── GIVEN INFORMATION
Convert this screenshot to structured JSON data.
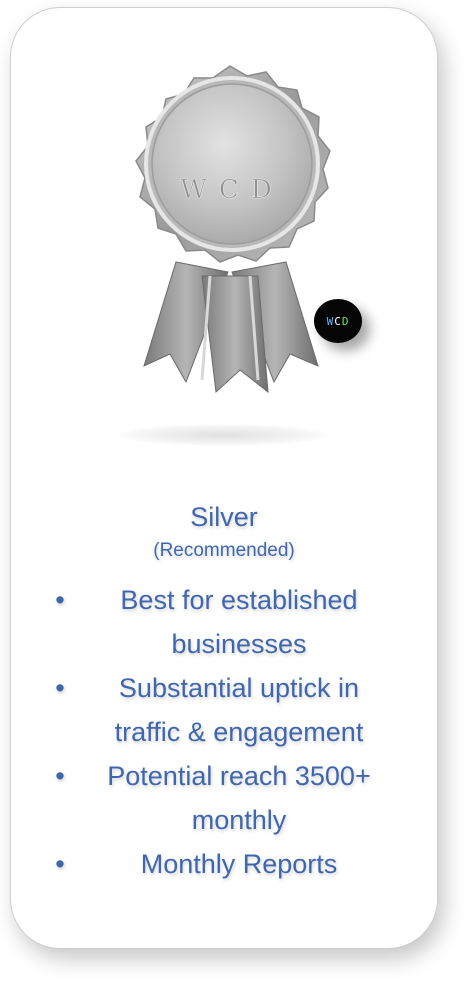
{
  "medal": {
    "engraving": "WCD",
    "colors": {
      "rim": "#a9a9a9",
      "face": "#c8c8c8",
      "ribbon": "#8f8f8f"
    }
  },
  "badge": {
    "letters": [
      "W",
      "C",
      "D"
    ],
    "colors": [
      "#6fb3ff",
      "#ffffff",
      "#6cdc6c"
    ],
    "background": "#060606"
  },
  "plan": {
    "title": "Silver",
    "subtitle": "(Recommended)",
    "features": [
      "Best for established businesses",
      "Substantial uptick in traffic & engagement",
      "Potential reach 3500+ monthly",
      "Monthly Reports"
    ]
  },
  "theme": {
    "accent": "#3f67b0"
  }
}
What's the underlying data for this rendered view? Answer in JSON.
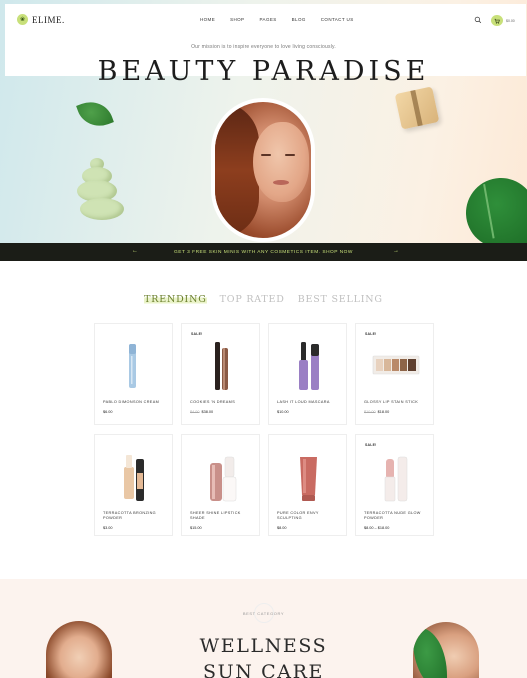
{
  "header": {
    "logo": "ELIME.",
    "nav": [
      "HOME",
      "SHOP",
      "PAGES",
      "BLOG",
      "CONTACT US"
    ],
    "cart_total": "$0.00"
  },
  "hero": {
    "tagline": "Our mission is to inspire everyone to love living consciously.",
    "title": "BEAUTY PARADISE"
  },
  "promo": {
    "text": "GET 3 FREE SKIN MINIS WITH ANY COSMETICS ITEM. SHOP NOW",
    "prev": "←",
    "next": "→"
  },
  "tabs": [
    {
      "label": "TRENDING",
      "active": true
    },
    {
      "label": "TOP RATED",
      "active": false
    },
    {
      "label": "BEST SELLING",
      "active": false
    }
  ],
  "sale_label": "SALE!",
  "products": [
    {
      "name": "PABLO DIMONSON CREAM",
      "old_price": "",
      "price": "$6.00",
      "sale": false,
      "icon": "concealer-stick-icon",
      "color": "#a9c9e4"
    },
    {
      "name": "COOKIES 'N DREAMS",
      "old_price": "$4.00",
      "price": "$38.00",
      "sale": true,
      "icon": "mascara-icon",
      "color": "#8a5a45"
    },
    {
      "name": "LASH IT LOUD MASCARA",
      "old_price": "",
      "price": "$10.00",
      "sale": false,
      "icon": "mascara-icon",
      "color": "#9a7fc4"
    },
    {
      "name": "GLOSSY LIP STAIN STICK",
      "old_price": "$10.00",
      "price": "$18.00",
      "sale": true,
      "icon": "eyeshadow-palette-icon",
      "color": "#d2b49c"
    },
    {
      "name": "TERRACOTTA BRONZING POWDER",
      "old_price": "",
      "price": "$3.00",
      "sale": false,
      "icon": "foundation-bottle-icon",
      "color": "#e9c7a5"
    },
    {
      "name": "SHEER SHINE LIPSTICK SHADE",
      "old_price": "",
      "price": "$15.00",
      "sale": false,
      "icon": "lip-gloss-icon",
      "color": "#c9908a"
    },
    {
      "name": "PURE COLOR ENVY SCULPTING",
      "old_price": "",
      "price": "$8.00",
      "sale": false,
      "icon": "lip-tube-icon",
      "color": "#c96b62"
    },
    {
      "name": "TERRACOTTA NUDE GLOW POWDER",
      "old_price": "",
      "price": "$8.00 – $18.00",
      "sale": true,
      "icon": "lipstick-icon",
      "color": "#e6b3b0"
    }
  ],
  "category": {
    "eyebrow": "BEST CATEGORY",
    "items": [
      "WELLNESS",
      "SUN CARE"
    ]
  },
  "colors": {
    "accent": "#c8e07a",
    "dark_bar": "#1b1d17",
    "active_tab": "#6a7f2c"
  }
}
────
→ INSTRUCTIONS FOR THE TASK: Copy the records exactly. Skip the pictures.

→ ANSWER BELOW:
Convert this screenshot to structured JSON data.
{
  "medal": {
    "engraving": "WCD",
    "colors": {
      "rim": "#a9a9a9",
      "face": "#c8c8c8",
      "ribbon": "#8f8f8f"
    }
  },
  "badge": {
    "letters": [
      "W",
      "C",
      "D"
    ],
    "colors": [
      "#6fb3ff",
      "#ffffff",
      "#6cdc6c"
    ],
    "background": "#060606"
  },
  "plan": {
    "title": "Silver",
    "subtitle": "(Recommended)",
    "features": [
      "Best for established businesses",
      "Substantial uptick in traffic & engagement",
      "Potential reach 3500+ monthly",
      "Monthly Reports"
    ]
  },
  "theme": {
    "accent": "#3f67b0"
  }
}
What's the underlying data for this rendered view? Answer in JSON.
{
  "header": {
    "logo": "ELIME.",
    "nav": [
      "HOME",
      "SHOP",
      "PAGES",
      "BLOG",
      "CONTACT US"
    ],
    "cart_total": "$0.00"
  },
  "hero": {
    "tagline": "Our mission is to inspire everyone to love living consciously.",
    "title": "BEAUTY PARADISE"
  },
  "promo": {
    "text": "GET 3 FREE SKIN MINIS WITH ANY COSMETICS ITEM. SHOP NOW",
    "prev": "←",
    "next": "→"
  },
  "tabs": [
    {
      "label": "TRENDING",
      "active": true
    },
    {
      "label": "TOP RATED",
      "active": false
    },
    {
      "label": "BEST SELLING",
      "active": false
    }
  ],
  "sale_label": "SALE!",
  "products": [
    {
      "name": "PABLO DIMONSON CREAM",
      "old_price": "",
      "price": "$6.00",
      "sale": false,
      "icon": "concealer-stick-icon",
      "color": "#a9c9e4"
    },
    {
      "name": "COOKIES 'N DREAMS",
      "old_price": "$4.00",
      "price": "$38.00",
      "sale": true,
      "icon": "mascara-icon",
      "color": "#8a5a45"
    },
    {
      "name": "LASH IT LOUD MASCARA",
      "old_price": "",
      "price": "$10.00",
      "sale": false,
      "icon": "mascara-icon",
      "color": "#9a7fc4"
    },
    {
      "name": "GLOSSY LIP STAIN STICK",
      "old_price": "$10.00",
      "price": "$18.00",
      "sale": true,
      "icon": "eyeshadow-palette-icon",
      "color": "#d2b49c"
    },
    {
      "name": "TERRACOTTA BRONZING POWDER",
      "old_price": "",
      "price": "$3.00",
      "sale": false,
      "icon": "foundation-bottle-icon",
      "color": "#e9c7a5"
    },
    {
      "name": "SHEER SHINE LIPSTICK SHADE",
      "old_price": "",
      "price": "$15.00",
      "sale": false,
      "icon": "lip-gloss-icon",
      "color": "#c9908a"
    },
    {
      "name": "PURE COLOR ENVY SCULPTING",
      "old_price": "",
      "price": "$8.00",
      "sale": false,
      "icon": "lip-tube-icon",
      "color": "#c96b62"
    },
    {
      "name": "TERRACOTTA NUDE GLOW POWDER",
      "old_price": "",
      "price": "$8.00 – $18.00",
      "sale": true,
      "icon": "lipstick-icon",
      "color": "#e6b3b0"
    }
  ],
  "category": {
    "eyebrow": "BEST CATEGORY",
    "items": [
      "WELLNESS",
      "SUN CARE"
    ]
  },
  "colors": {
    "accent": "#c8e07a",
    "dark_bar": "#1b1d17",
    "active_tab": "#6a7f2c"
  }
}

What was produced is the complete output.